§ **Goal of the exercise**
Say how many lines of the material below contain the word "output", with no other words.

— start of Provided records —

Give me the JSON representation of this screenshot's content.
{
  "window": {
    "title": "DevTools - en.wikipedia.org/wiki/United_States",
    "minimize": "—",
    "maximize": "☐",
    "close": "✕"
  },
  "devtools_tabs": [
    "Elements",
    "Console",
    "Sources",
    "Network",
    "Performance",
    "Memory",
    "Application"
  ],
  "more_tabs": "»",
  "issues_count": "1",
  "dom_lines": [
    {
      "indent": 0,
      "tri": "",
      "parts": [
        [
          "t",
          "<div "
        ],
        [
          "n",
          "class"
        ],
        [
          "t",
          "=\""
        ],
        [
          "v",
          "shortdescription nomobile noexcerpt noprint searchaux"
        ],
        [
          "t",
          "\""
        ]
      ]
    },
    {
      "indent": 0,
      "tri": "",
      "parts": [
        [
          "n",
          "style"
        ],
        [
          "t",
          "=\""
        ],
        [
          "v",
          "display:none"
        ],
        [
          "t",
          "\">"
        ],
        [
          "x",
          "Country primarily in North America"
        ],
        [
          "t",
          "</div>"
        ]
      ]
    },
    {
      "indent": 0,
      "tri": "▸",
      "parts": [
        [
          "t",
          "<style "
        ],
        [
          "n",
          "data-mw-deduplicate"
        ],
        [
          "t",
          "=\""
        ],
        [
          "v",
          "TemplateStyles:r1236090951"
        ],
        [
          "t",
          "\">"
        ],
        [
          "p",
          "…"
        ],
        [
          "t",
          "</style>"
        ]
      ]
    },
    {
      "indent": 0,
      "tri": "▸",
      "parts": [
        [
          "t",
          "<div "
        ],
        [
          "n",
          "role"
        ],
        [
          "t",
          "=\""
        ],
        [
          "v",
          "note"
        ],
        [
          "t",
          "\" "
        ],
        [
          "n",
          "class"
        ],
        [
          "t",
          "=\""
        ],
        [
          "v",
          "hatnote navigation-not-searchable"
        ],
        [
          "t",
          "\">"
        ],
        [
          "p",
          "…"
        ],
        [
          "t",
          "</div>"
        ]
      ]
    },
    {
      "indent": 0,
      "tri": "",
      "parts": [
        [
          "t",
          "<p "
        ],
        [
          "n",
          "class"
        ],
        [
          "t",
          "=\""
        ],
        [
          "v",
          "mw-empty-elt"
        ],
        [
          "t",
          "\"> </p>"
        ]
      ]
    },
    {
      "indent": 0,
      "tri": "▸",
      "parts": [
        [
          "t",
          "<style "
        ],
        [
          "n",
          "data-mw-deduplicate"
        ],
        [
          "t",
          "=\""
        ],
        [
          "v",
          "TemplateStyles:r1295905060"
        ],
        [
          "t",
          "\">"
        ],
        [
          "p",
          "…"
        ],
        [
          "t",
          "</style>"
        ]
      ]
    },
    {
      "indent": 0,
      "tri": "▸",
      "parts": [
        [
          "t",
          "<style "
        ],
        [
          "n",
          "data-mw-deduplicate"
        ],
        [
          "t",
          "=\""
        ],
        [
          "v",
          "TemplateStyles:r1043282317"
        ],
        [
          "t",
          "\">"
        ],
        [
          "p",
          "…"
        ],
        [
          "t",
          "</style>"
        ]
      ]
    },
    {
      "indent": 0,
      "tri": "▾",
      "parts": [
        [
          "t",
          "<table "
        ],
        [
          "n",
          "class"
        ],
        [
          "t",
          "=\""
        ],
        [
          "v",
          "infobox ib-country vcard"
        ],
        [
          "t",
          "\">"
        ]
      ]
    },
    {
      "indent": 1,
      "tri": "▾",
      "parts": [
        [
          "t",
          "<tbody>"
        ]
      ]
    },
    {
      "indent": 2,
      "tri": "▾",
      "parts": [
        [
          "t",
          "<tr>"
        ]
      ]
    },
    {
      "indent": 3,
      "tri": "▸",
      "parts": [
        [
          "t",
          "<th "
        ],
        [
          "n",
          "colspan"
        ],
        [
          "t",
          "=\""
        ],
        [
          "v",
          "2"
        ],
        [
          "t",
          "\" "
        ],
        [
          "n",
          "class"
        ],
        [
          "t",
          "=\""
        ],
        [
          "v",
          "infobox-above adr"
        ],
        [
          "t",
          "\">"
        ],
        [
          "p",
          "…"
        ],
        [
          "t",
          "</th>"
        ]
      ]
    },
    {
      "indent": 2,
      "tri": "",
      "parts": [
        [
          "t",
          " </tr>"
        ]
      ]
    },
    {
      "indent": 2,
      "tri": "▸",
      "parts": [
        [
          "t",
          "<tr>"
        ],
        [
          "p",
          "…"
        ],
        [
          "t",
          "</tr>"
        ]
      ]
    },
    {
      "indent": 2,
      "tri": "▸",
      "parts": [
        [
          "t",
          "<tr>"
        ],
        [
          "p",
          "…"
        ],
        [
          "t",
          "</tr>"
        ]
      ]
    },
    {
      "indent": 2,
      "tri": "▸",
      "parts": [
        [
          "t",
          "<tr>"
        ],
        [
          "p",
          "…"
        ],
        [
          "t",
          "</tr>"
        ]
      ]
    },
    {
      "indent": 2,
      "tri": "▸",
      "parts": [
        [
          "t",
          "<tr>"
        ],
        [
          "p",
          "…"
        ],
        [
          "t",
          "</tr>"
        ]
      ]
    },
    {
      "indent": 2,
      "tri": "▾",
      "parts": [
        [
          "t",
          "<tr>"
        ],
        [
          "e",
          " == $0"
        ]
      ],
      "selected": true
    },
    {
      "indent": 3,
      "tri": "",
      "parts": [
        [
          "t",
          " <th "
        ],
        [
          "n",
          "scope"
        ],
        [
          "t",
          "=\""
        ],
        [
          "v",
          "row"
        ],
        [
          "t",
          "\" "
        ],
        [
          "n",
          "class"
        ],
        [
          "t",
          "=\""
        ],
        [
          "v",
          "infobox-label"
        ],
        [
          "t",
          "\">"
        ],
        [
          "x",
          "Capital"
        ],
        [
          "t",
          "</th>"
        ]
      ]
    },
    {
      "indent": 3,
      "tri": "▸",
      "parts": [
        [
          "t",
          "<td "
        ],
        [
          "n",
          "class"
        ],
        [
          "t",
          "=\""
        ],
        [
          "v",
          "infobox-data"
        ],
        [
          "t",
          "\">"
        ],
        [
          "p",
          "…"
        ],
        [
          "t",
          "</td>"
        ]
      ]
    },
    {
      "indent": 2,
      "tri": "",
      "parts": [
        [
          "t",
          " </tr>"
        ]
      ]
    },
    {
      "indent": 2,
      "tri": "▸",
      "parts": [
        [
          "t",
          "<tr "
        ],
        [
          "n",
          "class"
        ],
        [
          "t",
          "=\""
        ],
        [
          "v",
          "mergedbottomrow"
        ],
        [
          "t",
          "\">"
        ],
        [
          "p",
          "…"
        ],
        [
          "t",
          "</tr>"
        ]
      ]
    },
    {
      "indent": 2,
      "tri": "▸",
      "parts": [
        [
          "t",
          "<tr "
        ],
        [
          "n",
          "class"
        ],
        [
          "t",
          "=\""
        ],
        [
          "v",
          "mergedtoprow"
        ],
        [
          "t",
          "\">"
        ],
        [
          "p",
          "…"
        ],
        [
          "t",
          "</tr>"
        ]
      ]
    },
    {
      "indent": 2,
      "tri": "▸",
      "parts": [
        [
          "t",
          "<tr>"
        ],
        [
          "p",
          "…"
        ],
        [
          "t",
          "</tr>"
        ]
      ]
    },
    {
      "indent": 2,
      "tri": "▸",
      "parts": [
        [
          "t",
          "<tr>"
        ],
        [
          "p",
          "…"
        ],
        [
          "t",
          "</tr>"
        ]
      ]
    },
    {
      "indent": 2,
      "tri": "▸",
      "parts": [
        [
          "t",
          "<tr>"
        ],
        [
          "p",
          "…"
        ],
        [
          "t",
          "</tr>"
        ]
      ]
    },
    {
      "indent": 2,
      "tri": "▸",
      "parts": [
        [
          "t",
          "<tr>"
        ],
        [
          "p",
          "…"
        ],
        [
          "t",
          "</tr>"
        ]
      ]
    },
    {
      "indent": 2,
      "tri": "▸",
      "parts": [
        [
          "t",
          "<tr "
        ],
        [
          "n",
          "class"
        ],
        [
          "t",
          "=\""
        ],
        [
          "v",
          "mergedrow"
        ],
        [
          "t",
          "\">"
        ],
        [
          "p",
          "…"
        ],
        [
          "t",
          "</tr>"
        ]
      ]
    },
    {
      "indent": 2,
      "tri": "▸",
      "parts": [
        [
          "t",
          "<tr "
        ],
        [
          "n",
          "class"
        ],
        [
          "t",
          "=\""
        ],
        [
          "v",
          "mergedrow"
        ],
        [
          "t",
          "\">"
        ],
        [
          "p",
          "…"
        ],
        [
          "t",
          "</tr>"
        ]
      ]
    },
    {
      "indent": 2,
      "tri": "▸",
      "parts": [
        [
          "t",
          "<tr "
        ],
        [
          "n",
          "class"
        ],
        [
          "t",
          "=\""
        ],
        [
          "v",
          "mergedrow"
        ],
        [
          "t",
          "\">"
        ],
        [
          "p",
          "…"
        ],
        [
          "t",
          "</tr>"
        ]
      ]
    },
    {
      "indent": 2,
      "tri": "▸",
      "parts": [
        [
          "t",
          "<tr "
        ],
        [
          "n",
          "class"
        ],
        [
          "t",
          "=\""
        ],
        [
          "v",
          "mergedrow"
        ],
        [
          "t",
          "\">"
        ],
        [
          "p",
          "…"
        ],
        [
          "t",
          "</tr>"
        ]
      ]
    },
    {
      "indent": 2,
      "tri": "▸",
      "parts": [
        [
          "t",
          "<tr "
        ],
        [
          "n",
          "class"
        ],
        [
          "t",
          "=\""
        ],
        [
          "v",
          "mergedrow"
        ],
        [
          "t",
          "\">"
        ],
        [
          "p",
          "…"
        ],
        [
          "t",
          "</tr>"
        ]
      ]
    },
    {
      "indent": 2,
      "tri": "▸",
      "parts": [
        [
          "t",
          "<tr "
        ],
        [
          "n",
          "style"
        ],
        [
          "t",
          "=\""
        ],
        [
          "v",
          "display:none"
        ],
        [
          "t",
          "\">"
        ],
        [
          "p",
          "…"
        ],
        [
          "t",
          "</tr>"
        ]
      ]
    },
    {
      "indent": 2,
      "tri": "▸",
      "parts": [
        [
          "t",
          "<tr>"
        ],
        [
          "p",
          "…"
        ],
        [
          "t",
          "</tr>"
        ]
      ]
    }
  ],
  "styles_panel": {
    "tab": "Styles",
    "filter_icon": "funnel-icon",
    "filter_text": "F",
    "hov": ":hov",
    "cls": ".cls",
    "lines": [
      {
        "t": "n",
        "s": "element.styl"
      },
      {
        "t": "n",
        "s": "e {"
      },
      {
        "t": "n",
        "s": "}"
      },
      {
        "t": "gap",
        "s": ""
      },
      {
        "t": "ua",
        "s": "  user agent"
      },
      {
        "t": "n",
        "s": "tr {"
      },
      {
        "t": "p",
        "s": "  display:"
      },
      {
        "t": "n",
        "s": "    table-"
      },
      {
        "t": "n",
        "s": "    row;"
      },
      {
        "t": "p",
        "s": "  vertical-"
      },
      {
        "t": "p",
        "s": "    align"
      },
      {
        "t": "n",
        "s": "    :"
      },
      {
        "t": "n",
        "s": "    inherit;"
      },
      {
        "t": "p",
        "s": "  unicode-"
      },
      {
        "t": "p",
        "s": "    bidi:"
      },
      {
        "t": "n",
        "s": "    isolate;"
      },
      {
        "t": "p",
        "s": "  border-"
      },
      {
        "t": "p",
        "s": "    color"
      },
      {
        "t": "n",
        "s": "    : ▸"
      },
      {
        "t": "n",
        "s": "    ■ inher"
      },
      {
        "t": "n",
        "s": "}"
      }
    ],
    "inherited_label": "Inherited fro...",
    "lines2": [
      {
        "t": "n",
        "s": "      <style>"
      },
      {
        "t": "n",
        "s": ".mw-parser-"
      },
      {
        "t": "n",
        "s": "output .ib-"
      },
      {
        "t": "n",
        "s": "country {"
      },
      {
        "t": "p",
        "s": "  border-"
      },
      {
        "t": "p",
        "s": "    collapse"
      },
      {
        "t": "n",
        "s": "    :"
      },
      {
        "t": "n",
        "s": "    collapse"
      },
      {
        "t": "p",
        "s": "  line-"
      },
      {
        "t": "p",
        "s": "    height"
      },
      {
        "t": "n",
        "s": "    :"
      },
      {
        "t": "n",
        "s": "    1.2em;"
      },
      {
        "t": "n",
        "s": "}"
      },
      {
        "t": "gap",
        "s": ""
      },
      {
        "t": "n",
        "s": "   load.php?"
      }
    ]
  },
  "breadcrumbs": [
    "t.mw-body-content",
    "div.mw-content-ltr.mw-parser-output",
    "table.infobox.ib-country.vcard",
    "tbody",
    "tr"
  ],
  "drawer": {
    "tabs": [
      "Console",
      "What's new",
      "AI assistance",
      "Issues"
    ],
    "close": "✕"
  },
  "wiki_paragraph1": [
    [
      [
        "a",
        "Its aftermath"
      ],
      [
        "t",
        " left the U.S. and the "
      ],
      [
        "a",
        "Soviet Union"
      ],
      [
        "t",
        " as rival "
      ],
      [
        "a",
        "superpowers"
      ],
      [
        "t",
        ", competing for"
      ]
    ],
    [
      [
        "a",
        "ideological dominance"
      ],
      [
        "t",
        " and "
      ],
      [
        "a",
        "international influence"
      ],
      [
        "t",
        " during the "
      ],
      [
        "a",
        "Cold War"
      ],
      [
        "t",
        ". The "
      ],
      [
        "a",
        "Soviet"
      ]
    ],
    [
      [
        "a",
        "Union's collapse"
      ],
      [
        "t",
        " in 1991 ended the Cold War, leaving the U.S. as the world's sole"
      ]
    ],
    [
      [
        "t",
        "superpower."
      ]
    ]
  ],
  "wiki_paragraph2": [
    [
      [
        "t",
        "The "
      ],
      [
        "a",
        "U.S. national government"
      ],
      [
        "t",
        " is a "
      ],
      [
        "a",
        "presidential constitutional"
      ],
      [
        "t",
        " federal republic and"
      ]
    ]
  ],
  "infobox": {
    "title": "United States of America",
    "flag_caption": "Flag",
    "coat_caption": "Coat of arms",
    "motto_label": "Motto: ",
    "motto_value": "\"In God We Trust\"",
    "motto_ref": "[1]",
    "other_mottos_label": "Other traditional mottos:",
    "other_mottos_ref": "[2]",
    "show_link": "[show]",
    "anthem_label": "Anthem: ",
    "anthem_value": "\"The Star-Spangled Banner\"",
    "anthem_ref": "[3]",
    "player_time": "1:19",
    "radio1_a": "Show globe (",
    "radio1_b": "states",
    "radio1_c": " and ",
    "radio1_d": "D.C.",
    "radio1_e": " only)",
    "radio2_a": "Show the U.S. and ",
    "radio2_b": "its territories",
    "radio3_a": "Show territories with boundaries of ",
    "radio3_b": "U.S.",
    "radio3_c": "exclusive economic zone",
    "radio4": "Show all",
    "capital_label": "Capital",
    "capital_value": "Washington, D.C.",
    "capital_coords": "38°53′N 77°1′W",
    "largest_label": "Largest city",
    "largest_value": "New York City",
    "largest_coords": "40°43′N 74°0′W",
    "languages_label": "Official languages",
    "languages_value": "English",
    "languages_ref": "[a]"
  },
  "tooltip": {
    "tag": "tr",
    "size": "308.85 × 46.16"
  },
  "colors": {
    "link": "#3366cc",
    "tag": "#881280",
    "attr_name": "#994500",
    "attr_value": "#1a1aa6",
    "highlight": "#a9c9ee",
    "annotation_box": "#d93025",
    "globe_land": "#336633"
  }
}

— end of Provided records —

§ **Solved problem**
2